Task set →
1. Answer these questions about the sugarcane bagasse text below, one answer per line:
(a) What does Table 16.4 summarize?
(b) How much sugar did the SB pretreated with dilute H2SO4 and then NaOH produce after 96 h of enzymatic hydrolysis?
(c) Which figure shows the SEM analysis?
2. Please list every reference number cited in square brackets in the sugarcane bagasse text below.

Given text →
------------------------------------------------------------

Inherent properties of SB/SL cell wall make them resistant to cellulase mediated act for releasing monomeric sugars from hemicelluloses or cellulose. Pretreatment of SB/SL increase the accessible surface area and crystallinity of holocellulose which ameliorates the enzymatic action, in turn yielding optimum sugars recovery [14]. Table 16.4 summarizes the enzymatic hydrolysis profile of SB/SL after various kinds of pretreatment methods employed.

The hydrolysis rate of SB/SL directly depends upon the efficiency of pretreatment method used. Removal of lignin from the substrate determines the enzyme accessi­bility to the carbohydrate fraction of cell wall. A direct correlation exists between the removal of lignin and hemicelluloses on cellulose saccharification [11, 17]. Dilute H2SO4 pretreated SB followed by NAOH pretreatment (1 % NaOH, 60 min, 120 °C) produced 35g/L sugars (86.2 % hydrolytic efficiency) after 96 h of enzymatic hy­drolysis (10 FPU/g; 15 beta-glucosidase IU/g) [70]. Scanning electron microscopic (SEM) analysis also reveals the effect of dilute-acid pretreatment on native SB, alka­line pretreatment on cellulignin followed by enzymatic hydrolysis of cellulose. The un-homogeneity in structure and the disruption of first hemicelluloses followed by lignin and cellulose is clearly evident in SEM analysis (Fig. 16.3).

------------------------------------------------------------

Data provided →
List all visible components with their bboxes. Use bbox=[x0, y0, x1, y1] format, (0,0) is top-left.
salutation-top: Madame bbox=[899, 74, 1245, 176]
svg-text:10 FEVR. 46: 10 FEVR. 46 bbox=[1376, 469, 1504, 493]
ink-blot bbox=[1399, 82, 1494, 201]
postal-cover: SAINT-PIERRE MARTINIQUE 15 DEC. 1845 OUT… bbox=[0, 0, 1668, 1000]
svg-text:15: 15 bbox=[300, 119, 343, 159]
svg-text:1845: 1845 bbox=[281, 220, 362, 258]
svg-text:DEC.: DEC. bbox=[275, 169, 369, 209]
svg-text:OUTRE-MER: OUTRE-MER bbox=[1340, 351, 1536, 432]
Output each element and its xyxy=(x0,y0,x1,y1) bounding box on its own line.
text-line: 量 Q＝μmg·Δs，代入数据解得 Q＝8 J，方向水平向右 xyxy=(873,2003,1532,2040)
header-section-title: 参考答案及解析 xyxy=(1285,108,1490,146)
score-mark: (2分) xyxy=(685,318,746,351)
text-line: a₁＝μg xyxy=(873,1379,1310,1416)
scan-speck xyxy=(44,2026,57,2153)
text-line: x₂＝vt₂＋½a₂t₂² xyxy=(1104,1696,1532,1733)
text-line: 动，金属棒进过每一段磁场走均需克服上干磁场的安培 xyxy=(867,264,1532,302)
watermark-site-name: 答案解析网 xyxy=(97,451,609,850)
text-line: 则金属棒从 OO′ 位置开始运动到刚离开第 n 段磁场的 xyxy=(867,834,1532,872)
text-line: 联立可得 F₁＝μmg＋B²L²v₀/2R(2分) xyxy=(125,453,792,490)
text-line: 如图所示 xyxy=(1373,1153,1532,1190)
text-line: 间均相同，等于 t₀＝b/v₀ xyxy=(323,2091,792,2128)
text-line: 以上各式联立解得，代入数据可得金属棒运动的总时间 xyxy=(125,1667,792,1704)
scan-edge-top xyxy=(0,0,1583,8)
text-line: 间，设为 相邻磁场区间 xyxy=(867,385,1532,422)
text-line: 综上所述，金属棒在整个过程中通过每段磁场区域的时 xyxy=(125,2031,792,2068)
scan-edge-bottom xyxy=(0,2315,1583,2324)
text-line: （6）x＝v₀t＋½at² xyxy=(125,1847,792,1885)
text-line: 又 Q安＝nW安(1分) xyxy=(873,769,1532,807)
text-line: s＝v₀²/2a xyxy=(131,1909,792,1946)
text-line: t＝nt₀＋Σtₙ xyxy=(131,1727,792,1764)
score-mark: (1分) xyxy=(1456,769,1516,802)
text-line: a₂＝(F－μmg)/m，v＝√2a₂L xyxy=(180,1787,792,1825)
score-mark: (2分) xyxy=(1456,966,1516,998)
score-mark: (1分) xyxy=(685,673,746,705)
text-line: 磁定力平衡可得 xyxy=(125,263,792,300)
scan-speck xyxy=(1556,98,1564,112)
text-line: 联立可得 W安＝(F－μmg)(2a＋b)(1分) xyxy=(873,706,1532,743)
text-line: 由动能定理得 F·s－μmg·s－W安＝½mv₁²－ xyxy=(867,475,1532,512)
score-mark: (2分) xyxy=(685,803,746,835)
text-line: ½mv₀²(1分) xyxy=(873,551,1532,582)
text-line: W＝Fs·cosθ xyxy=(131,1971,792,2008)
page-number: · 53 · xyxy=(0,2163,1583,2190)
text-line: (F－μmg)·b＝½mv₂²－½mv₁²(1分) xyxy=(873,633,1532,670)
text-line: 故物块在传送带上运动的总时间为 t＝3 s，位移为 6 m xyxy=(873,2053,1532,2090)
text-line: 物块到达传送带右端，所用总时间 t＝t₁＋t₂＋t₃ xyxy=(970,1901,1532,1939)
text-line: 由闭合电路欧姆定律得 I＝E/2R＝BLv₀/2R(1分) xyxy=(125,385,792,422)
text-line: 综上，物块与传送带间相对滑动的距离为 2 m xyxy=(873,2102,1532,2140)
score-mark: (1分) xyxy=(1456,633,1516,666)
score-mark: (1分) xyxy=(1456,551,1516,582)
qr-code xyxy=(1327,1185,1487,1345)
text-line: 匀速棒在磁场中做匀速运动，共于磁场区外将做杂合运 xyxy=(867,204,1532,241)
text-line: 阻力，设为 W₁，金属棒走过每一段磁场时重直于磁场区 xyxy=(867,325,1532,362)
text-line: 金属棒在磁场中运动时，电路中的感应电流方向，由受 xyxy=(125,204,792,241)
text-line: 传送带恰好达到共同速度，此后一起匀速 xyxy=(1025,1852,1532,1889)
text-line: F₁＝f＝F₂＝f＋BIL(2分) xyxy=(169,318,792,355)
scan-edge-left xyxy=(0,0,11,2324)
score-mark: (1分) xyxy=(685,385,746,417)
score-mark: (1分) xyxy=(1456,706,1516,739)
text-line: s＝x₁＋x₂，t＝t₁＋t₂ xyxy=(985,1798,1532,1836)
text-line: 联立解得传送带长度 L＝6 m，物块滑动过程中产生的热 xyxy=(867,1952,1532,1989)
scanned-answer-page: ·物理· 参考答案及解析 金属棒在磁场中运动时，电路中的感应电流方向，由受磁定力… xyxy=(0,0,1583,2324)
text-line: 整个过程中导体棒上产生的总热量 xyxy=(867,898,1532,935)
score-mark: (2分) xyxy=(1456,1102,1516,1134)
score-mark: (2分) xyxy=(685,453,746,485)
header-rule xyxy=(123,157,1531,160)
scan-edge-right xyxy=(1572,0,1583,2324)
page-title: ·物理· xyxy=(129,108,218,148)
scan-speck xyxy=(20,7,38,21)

------------------------------------------------------------

Results of the tasks →
1.
(a) The enzymatic hydrolysis profile of SB/SL after various kinds of pretreatment methods
(b) 35 g/L sugars (86.2 % hydrolytic efficiency)
(c) Fig. 16.3

2. 14, 11, 17, 70